### Prompt
In the copy, keep every record exact and leave out all images.

Data records:

---

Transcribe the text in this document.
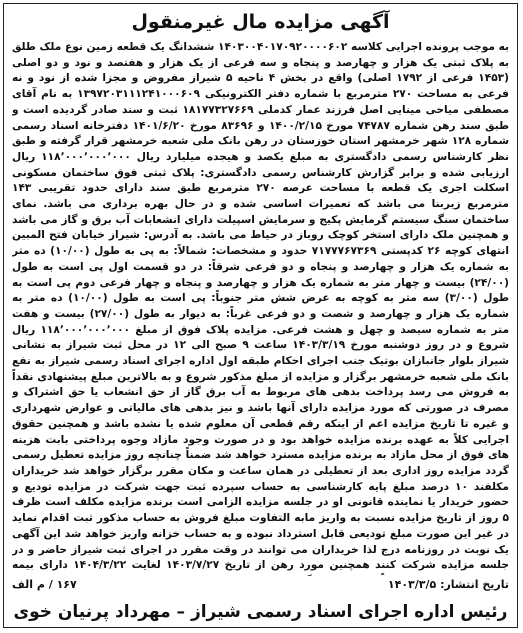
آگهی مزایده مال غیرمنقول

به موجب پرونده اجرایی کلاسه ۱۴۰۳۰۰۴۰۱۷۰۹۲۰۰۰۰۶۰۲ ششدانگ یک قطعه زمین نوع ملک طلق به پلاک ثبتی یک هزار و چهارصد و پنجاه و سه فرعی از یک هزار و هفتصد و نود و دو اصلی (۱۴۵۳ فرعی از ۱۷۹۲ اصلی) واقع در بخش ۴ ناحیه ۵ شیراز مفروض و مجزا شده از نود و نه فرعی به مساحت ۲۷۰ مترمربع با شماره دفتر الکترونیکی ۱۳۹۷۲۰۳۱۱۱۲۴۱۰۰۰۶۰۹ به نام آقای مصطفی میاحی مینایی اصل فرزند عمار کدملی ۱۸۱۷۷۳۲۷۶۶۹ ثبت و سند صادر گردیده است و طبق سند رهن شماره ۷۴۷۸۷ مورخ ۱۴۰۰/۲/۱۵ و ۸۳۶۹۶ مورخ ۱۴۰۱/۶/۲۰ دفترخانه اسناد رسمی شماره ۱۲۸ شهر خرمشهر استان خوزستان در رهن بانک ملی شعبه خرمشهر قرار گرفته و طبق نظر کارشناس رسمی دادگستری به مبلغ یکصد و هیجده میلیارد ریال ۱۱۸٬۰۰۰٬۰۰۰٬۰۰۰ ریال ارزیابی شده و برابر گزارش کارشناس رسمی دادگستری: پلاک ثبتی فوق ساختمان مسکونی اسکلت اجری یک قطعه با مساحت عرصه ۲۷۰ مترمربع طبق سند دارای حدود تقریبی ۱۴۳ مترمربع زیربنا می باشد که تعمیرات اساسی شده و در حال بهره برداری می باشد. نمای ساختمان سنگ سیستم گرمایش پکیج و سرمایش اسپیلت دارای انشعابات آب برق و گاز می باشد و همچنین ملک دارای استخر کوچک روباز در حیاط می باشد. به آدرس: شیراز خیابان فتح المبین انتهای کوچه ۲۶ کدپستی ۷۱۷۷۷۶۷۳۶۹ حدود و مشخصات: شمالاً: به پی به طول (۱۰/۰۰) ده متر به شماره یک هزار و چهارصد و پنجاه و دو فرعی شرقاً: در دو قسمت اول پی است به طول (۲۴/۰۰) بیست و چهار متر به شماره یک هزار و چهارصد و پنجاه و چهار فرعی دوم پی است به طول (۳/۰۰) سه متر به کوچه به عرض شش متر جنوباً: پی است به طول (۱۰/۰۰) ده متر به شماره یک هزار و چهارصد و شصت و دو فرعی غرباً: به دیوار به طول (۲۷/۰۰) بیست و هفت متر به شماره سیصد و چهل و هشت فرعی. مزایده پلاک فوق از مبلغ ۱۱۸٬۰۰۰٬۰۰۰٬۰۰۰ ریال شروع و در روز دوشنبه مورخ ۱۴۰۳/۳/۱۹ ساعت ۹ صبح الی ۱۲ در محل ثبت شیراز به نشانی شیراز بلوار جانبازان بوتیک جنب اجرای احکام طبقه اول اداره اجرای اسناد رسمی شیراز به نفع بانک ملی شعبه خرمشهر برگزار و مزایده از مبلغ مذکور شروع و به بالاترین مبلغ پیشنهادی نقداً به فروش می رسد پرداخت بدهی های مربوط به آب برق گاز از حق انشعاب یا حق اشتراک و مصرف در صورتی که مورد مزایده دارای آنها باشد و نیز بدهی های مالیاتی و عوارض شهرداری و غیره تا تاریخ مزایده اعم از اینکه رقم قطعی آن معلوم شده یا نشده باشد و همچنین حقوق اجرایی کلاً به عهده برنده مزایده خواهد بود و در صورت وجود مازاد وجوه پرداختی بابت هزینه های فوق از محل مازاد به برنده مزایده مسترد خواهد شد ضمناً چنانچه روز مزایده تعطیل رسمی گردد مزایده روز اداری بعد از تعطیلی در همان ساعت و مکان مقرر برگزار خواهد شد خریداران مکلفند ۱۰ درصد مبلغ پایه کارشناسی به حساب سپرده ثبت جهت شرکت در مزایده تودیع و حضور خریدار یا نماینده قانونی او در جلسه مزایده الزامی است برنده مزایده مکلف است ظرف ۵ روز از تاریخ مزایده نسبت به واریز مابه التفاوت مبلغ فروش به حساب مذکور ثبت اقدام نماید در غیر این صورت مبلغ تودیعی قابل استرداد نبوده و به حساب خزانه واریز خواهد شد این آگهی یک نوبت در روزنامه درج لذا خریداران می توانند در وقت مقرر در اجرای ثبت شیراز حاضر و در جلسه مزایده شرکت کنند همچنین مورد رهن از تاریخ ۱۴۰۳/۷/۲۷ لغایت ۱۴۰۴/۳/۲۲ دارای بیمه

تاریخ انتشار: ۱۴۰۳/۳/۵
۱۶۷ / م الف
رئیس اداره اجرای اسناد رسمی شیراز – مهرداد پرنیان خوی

---

### Task result
Transcribe the text in this document.
آگهی مزایده مال غیرمنقول

به موجب پرونده اجرایی کلاسه ۱۴۰۳۰۰۴۰۱۷۰۹۲۰۰۰۰۶۰۲ ششدانگ یک قطعه زمین نوع ملک طلق به پلاک ثبتی یک هزار و چهارصد و پنجاه و سه فرعی از یک هزار و هفتصد و نود و دو اصلی (۱۴۵۳ فرعی از ۱۷۹۲ اصلی) واقع در بخش ۴ ناحیه ۵ شیراز مفروض و مجزا شده از نود و نه فرعی به مساحت ۲۷۰ مترمربع با شماره دفتر الکترونیکی ۱۳۹۷۲۰۳۱۱۱۲۴۱۰۰۰۶۰۹ به نام آقای مصطفی میاحی مینایی اصل فرزند عمار کدملی ۱۸۱۷۷۳۲۷۶۶۹ ثبت و سند صادر گردیده است و طبق سند رهن شماره ۷۴۷۸۷ مورخ ۱۴۰۰/۲/۱۵ و ۸۳۶۹۶ مورخ ۱۴۰۱/۶/۲۰ دفترخانه اسناد رسمی شماره ۱۲۸ شهر خرمشهر استان خوزستان در رهن بانک ملی شعبه خرمشهر قرار گرفته و طبق نظر کارشناس رسمی دادگستری به مبلغ یکصد و هیجده میلیارد ریال ۱۱۸٬۰۰۰٬۰۰۰٬۰۰۰ ریال ارزیابی شده و برابر گزارش کارشناس رسمی دادگستری: پلاک ثبتی فوق ساختمان مسکونی اسکلت اجری یک قطعه با مساحت عرصه ۲۷۰ مترمربع طبق سند دارای حدود تقریبی ۱۴۳ مترمربع زیربنا می باشد که تعمیرات اساسی شده و در حال بهره برداری می باشد. نمای ساختمان سنگ سیستم گرمایش پکیج و سرمایش اسپیلت دارای انشعابات آب برق و گاز می باشد و همچنین ملک دارای استخر کوچک روباز در حیاط می باشد. به آدرس: شیراز خیابان فتح المبین انتهای کوچه ۲۶ کدپستی ۷۱۷۷۷۶۷۳۶۹ حدود و مشخصات: شمالاً: به پی به طول (۱۰/۰۰) ده متر به شماره یک هزار و چهارصد و پنجاه و دو فرعی شرقاً: در دو قسمت اول پی است به طول (۲۴/۰۰) بیست و چهار متر به شماره یک هزار و چهارصد و پنجاه و چهار فرعی دوم پی است به طول (۳/۰۰) سه متر به کوچه به عرض شش متر جنوباً: پی است به طول (۱۰/۰۰) ده متر به شماره یک هزار و چهارصد و شصت و دو فرعی غرباً: به دیوار به طول (۲۷/۰۰) بیست و هفت متر به شماره سیصد و چهل و هشت فرعی. مزایده پلاک فوق از مبلغ ۱۱۸٬۰۰۰٬۰۰۰٬۰۰۰ ریال شروع و در روز دوشنبه مورخ ۱۴۰۳/۳/۱۹ ساعت ۹ صبح الی ۱۲ در محل ثبت شیراز به نشانی شیراز بلوار جانبازان بوتیک جنب اجرای احکام طبقه اول اداره اجرای اسناد رسمی شیراز به نفع بانک ملی شعبه خرمشهر برگزار و مزایده از مبلغ مذکور شروع و به بالاترین مبلغ پیشنهادی نقداً به فروش می رسد پرداخت بدهی های مربوط به آب برق گاز از حق انشعاب یا حق اشتراک و مصرف در صورتی که مورد مزایده دارای آنها باشد و نیز بدهی های مالیاتی و عوارض شهرداری و غیره تا تاریخ مزایده اعم از اینکه رقم قطعی آن معلوم شده یا نشده باشد و همچنین حقوق اجرایی کلاً به عهده برنده مزایده خواهد بود و در صورت وجود مازاد وجوه پرداختی بابت هزینه های فوق از محل مازاد به برنده مزایده مسترد خواهد شد ضمناً چنانچه روز مزایده تعطیل رسمی گردد مزایده روز اداری بعد از تعطیلی در همان ساعت و مکان مقرر برگزار خواهد شد خریداران مکلفند ۱۰ درصد مبلغ پایه کارشناسی به حساب سپرده ثبت جهت شرکت در مزایده تودیع و حضور خریدار یا نماینده قانونی او در جلسه مزایده الزامی است برنده مزایده مکلف است ظرف ۵ روز از تاریخ مزایده نسبت به واریز مابه التفاوت مبلغ فروش به حساب مذکور ثبت اقدام نماید در غیر این صورت مبلغ تودیعی قابل استرداد نبوده و به حساب خزانه واریز خواهد شد این آگهی یک نوبت در روزنامه درج لذا خریداران می توانند در وقت مقرر در اجرای ثبت شیراز حاضر و در جلسه مزایده شرکت کنند همچنین مورد رهن از تاریخ ۱۴۰۳/۷/۲۷ لغایت ۱۴۰۴/۳/۲۲ دارای بیمه

تاریخ انتشار: ۱۴۰۳/۳/۵
۱۶۷ / م الف
رئیس اداره اجرای اسناد رسمی شیراز – مهرداد پرنیان خوی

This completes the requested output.